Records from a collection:
-- START --
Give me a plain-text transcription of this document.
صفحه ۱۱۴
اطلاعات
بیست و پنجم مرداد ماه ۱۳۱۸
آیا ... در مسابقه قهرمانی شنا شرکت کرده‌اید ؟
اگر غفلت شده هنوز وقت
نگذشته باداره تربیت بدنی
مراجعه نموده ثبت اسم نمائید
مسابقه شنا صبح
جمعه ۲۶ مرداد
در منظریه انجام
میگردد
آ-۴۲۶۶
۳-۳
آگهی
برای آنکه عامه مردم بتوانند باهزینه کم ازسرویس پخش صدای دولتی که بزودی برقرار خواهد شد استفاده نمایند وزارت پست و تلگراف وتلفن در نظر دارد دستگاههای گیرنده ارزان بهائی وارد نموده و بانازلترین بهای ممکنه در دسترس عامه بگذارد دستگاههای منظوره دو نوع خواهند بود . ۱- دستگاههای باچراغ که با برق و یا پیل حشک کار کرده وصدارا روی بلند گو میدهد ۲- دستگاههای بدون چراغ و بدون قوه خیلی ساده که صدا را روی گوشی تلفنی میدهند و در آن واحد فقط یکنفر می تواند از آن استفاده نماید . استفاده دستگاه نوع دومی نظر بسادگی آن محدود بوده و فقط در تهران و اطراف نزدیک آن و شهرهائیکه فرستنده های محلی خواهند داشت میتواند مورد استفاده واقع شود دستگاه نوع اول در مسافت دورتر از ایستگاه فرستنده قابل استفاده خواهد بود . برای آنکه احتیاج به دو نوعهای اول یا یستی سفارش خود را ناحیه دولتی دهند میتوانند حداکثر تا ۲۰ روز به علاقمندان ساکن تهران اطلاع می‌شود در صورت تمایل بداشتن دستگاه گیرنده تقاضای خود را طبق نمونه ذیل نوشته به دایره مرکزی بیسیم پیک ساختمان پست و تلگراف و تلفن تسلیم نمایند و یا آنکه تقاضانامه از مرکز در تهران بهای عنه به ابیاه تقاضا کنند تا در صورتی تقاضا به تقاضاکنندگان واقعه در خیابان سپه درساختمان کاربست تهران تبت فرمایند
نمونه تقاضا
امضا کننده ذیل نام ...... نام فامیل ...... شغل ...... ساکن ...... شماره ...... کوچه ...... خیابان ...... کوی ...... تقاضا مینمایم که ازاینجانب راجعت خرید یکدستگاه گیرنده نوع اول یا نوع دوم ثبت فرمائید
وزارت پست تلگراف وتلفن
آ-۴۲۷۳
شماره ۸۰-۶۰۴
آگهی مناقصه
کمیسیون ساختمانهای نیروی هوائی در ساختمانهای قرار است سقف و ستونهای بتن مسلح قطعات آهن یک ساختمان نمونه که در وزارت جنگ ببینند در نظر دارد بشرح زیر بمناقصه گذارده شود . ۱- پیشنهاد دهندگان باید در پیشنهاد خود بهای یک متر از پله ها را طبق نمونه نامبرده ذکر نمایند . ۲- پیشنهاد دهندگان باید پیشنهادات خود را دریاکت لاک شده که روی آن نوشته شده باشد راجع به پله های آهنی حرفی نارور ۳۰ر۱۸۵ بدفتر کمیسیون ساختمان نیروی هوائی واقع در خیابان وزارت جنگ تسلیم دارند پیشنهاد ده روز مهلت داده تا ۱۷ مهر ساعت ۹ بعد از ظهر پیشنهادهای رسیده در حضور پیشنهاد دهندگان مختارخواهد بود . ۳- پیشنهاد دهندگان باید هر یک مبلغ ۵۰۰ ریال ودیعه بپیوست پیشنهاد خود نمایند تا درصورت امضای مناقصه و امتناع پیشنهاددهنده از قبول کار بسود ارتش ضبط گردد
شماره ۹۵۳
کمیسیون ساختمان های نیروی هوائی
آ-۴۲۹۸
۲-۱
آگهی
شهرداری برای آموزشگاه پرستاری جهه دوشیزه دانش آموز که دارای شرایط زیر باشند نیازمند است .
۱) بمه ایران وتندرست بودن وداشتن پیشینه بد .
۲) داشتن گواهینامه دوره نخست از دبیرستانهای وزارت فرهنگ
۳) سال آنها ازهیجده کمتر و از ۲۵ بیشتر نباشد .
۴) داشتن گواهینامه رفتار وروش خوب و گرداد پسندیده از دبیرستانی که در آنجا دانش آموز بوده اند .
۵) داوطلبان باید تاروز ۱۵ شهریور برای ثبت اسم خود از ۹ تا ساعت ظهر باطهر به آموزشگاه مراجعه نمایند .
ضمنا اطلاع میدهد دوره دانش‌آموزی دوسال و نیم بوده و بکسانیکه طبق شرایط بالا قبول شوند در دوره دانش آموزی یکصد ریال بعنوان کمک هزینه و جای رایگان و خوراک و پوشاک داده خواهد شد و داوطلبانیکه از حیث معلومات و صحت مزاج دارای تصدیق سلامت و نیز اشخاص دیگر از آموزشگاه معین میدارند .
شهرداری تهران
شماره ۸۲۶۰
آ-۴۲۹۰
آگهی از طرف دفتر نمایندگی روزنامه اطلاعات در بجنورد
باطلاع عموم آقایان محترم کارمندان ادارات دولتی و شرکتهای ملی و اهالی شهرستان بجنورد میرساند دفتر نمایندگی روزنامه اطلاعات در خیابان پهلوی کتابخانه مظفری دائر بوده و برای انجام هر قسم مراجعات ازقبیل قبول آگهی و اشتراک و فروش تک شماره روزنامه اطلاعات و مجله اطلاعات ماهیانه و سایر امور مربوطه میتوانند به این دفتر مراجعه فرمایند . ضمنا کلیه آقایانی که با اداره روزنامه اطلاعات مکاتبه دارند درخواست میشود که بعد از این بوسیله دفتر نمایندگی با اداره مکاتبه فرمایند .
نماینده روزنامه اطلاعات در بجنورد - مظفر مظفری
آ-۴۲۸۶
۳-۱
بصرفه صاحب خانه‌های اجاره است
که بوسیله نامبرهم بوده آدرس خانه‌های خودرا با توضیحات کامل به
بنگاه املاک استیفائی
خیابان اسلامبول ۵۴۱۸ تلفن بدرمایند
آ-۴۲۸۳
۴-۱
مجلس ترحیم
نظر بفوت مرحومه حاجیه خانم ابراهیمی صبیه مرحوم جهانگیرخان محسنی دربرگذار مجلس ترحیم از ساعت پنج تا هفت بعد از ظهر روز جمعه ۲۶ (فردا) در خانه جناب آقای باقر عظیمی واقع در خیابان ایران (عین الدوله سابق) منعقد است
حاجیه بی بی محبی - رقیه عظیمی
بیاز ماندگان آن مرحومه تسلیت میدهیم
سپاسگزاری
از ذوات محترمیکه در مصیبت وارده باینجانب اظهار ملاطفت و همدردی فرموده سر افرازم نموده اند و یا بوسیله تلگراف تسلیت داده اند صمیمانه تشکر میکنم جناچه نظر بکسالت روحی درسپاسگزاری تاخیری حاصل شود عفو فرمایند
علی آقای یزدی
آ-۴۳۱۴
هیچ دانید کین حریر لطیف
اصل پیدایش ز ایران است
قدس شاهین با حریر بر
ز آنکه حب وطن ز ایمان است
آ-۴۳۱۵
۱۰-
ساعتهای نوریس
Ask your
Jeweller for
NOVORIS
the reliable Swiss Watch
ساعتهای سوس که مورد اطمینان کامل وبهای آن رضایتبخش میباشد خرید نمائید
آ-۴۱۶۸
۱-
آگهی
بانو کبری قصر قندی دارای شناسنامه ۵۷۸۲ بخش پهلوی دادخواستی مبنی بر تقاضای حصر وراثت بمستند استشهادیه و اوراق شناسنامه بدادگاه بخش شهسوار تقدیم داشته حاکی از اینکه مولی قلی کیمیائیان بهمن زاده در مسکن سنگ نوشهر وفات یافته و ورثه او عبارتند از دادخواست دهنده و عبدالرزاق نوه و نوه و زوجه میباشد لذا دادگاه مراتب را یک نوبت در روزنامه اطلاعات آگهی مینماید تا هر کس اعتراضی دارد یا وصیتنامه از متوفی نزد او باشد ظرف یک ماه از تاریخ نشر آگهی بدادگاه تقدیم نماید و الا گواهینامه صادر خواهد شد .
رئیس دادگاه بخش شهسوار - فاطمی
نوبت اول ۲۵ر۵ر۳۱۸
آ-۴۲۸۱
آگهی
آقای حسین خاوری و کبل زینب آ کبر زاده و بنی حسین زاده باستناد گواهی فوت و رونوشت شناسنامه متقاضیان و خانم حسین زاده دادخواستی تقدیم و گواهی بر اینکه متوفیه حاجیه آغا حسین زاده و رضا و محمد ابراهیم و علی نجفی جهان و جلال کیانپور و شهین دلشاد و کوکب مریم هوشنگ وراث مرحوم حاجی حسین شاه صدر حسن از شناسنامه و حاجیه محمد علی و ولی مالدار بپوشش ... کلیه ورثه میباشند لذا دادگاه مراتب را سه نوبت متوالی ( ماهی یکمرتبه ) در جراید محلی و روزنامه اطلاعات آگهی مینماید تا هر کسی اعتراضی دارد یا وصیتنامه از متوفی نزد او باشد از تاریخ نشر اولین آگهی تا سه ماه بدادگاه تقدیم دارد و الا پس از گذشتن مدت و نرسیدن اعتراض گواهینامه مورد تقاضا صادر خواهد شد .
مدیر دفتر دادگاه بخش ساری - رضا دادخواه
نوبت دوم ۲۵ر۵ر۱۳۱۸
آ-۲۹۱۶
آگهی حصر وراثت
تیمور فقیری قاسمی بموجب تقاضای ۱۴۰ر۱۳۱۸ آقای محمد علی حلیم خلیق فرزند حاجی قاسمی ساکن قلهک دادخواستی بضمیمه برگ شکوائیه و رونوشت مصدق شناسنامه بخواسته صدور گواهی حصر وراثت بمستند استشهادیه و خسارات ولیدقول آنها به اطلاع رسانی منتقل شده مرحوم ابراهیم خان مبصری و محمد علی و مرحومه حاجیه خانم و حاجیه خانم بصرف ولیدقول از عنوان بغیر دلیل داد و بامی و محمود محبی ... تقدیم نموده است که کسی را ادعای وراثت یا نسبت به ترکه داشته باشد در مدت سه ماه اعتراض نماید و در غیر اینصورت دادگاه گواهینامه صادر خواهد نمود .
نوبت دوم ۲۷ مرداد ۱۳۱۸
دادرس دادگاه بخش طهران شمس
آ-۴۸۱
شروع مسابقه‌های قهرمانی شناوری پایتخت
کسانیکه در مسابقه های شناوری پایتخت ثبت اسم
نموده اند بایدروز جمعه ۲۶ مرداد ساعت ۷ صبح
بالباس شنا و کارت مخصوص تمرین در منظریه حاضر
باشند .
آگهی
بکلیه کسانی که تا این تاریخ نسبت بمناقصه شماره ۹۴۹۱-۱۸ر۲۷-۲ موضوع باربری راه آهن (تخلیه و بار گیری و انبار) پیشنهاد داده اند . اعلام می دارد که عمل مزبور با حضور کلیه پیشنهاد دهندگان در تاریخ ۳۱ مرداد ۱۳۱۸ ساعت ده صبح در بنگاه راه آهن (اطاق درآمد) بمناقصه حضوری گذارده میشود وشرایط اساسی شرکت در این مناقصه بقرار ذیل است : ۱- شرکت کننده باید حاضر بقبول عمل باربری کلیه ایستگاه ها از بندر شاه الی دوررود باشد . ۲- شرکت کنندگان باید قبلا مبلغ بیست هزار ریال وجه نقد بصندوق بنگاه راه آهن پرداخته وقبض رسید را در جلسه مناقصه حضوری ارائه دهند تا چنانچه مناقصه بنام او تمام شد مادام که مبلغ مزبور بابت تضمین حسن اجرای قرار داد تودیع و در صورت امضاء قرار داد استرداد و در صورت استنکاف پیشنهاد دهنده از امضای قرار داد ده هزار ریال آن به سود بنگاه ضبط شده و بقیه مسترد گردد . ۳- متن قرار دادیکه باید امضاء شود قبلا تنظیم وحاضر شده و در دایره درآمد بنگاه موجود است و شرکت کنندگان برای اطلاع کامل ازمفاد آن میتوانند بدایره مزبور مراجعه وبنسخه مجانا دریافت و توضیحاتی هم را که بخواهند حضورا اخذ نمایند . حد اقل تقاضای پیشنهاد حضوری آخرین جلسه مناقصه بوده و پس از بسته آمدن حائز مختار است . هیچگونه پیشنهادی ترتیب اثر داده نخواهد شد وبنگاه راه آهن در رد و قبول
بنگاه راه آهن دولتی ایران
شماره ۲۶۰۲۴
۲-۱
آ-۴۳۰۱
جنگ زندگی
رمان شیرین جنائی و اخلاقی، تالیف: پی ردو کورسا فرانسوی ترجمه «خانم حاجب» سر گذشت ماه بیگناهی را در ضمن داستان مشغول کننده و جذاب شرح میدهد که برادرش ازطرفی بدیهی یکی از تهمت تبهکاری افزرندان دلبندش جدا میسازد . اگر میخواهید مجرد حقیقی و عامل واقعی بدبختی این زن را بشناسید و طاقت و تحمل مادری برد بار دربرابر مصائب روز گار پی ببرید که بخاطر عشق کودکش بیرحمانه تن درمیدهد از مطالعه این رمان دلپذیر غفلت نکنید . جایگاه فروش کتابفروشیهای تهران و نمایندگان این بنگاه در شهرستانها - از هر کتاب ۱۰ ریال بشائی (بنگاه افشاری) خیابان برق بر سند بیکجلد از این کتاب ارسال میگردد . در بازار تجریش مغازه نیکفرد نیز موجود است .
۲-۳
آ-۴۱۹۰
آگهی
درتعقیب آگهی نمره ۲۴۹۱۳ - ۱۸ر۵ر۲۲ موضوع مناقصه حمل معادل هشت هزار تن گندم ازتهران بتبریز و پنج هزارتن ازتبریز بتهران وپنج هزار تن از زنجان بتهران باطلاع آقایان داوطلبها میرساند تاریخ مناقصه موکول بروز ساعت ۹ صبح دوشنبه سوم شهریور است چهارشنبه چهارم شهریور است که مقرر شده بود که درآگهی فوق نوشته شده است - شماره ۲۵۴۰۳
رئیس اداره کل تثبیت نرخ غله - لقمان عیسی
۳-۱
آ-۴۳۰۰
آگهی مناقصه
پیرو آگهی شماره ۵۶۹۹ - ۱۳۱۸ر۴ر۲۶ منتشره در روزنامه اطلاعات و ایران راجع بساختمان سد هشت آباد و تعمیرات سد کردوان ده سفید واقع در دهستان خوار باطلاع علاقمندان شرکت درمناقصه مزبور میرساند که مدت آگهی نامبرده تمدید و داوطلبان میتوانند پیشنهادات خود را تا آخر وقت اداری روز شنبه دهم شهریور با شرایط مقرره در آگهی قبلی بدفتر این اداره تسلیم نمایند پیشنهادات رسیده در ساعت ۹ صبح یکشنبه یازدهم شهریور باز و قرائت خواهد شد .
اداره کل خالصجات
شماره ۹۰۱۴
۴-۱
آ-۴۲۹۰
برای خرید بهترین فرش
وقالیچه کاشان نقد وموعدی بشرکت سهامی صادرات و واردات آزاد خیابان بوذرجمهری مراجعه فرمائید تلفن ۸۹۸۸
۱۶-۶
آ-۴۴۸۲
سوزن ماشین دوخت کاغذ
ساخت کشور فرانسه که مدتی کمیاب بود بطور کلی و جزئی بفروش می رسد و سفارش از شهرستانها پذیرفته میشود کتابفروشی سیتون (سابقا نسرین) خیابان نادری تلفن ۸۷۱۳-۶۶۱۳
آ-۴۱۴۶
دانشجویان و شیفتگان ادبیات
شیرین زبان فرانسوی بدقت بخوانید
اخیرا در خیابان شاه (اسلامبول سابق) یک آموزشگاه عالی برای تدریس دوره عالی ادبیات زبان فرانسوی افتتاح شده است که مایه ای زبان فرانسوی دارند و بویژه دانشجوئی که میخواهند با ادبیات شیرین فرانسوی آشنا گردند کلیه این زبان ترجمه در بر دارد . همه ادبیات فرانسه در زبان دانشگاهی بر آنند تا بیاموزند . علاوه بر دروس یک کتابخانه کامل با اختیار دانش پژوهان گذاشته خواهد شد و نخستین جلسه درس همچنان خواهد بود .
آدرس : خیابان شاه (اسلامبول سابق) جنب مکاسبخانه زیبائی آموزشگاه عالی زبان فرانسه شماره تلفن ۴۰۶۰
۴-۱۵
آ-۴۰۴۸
-- END --
• Short task: Copy each line above that contains the word "انجام".

• The result:
در منظریه انجام
باطلاع عموم آقایان محترم کارمندان ادارات دولتی و شرکتهای ملی و اهالی شهرستان بجنورد میرساند دفتر نمایندگی روزنامه اطلاعات در خیابان پهلوی کتابخانه مظفری دائر بوده و برای انجام هر قسم مراجعات ازقبیل قبول آگهی و اشتراک و فروش تک شماره روزنامه اطلاعات و مجله اطلاعات ماهیانه و سایر امور مربوطه میتوانند به این دفتر مراجعه فرمایند . ضمنا کلیه آقایانی که با اداره روزنامه اطلاعات مکاتبه دارند درخواست میشود که بعد از این بوسیله دفتر نمایندگی با اداره مکاتبه فرمایند .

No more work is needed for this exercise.